• **Required work**
Find the lines holding the word "Gminy" and collect them.

• **Supplied records**
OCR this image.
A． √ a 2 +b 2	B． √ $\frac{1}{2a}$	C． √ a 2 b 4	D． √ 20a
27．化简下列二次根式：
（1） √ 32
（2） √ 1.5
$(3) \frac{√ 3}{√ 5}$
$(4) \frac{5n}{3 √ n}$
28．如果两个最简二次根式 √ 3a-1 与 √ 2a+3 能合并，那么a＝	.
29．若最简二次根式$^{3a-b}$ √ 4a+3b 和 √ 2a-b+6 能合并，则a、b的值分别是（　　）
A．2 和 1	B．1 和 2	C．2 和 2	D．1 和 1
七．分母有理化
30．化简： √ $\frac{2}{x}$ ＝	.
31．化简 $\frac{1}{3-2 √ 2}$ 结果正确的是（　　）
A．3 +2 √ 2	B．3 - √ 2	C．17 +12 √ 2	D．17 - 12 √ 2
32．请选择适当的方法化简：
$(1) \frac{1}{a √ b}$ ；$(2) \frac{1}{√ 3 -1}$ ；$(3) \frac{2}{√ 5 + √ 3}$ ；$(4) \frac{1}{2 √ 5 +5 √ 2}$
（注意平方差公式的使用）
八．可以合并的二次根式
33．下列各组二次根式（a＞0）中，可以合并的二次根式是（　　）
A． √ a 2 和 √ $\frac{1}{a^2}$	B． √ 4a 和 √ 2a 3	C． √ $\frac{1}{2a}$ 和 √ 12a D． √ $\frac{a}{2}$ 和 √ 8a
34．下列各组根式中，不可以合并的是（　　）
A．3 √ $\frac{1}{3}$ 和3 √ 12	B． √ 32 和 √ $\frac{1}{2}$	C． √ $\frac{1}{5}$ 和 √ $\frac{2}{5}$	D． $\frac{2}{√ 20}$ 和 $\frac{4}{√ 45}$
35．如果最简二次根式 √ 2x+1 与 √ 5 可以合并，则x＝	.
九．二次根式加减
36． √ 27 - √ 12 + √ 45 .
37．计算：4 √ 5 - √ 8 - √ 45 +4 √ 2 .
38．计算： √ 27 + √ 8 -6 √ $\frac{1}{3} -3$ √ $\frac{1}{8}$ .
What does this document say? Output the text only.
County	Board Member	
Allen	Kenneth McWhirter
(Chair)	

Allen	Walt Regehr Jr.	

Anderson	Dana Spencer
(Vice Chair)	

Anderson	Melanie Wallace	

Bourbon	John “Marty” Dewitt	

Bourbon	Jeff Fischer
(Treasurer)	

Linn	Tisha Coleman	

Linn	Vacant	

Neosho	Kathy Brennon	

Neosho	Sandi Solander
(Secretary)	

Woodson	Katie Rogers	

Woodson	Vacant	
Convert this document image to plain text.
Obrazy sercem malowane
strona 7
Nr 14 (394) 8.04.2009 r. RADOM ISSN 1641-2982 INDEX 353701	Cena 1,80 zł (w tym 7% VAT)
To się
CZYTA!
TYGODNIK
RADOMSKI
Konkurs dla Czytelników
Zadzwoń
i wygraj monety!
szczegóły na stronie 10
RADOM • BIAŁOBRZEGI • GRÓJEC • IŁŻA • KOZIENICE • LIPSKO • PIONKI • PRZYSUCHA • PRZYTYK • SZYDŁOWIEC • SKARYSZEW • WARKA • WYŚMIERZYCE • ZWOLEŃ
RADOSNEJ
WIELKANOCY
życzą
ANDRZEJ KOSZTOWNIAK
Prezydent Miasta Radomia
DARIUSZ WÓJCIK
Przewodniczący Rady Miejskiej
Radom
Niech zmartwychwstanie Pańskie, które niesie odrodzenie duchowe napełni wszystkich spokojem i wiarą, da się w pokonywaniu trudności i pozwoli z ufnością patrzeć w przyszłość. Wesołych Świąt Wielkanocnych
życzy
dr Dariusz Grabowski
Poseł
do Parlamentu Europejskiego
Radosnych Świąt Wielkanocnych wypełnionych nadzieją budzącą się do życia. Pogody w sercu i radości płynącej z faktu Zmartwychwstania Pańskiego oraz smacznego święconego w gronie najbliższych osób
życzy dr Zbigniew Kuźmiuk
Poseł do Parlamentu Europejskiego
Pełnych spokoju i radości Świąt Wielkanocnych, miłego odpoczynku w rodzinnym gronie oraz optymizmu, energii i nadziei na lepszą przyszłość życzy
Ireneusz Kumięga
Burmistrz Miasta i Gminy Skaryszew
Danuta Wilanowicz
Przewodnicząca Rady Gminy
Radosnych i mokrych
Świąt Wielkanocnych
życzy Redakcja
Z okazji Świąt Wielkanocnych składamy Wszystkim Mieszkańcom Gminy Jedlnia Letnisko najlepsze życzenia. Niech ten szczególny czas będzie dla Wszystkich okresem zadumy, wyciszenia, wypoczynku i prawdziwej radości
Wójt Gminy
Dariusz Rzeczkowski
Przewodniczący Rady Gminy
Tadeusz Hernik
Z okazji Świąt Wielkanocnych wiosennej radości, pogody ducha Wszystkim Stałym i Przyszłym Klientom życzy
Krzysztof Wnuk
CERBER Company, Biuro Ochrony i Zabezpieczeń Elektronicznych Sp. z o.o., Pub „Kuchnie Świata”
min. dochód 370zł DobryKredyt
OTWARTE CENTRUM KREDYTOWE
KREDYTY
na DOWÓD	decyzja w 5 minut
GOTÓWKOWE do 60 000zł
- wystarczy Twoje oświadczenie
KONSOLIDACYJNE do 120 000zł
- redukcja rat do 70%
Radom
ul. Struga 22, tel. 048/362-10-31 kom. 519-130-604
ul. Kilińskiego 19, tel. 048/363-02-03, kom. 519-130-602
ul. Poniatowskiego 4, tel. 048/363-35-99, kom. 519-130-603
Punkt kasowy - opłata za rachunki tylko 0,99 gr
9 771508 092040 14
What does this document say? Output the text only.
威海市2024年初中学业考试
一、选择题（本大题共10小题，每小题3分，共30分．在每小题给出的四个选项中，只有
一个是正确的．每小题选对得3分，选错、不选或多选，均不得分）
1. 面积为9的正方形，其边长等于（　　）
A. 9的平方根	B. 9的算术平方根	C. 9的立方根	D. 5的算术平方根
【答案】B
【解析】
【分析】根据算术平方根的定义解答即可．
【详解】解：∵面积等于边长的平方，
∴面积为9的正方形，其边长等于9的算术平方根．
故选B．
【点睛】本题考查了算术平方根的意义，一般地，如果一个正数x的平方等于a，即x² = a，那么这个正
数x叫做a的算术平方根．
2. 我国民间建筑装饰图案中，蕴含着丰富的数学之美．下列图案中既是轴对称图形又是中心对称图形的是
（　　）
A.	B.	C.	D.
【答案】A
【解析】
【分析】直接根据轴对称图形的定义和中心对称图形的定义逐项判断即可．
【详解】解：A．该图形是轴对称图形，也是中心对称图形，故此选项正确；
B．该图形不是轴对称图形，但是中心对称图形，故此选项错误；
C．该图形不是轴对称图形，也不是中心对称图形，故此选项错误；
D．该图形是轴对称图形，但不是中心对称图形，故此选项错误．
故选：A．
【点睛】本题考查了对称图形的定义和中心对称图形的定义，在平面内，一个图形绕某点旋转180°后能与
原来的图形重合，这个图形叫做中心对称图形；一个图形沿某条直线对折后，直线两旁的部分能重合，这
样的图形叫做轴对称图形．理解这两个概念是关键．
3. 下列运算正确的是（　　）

• **Solution to the exercise**
Burmistrz Miasta i Gminy Skaryszew
Przewodnicząca Rady Gminy
Z okazji Świąt Wielkanocnych składamy Wszystkim Mieszkańcom Gminy Jedlnia Letnisko najlepsze życzenia. Niech ten szczególny czas będzie dla Wszystkich okresem zadumy, wyciszenia, wypoczynku i prawdziwej radości
Wójt Gminy
Przewodniczący Rady Gminy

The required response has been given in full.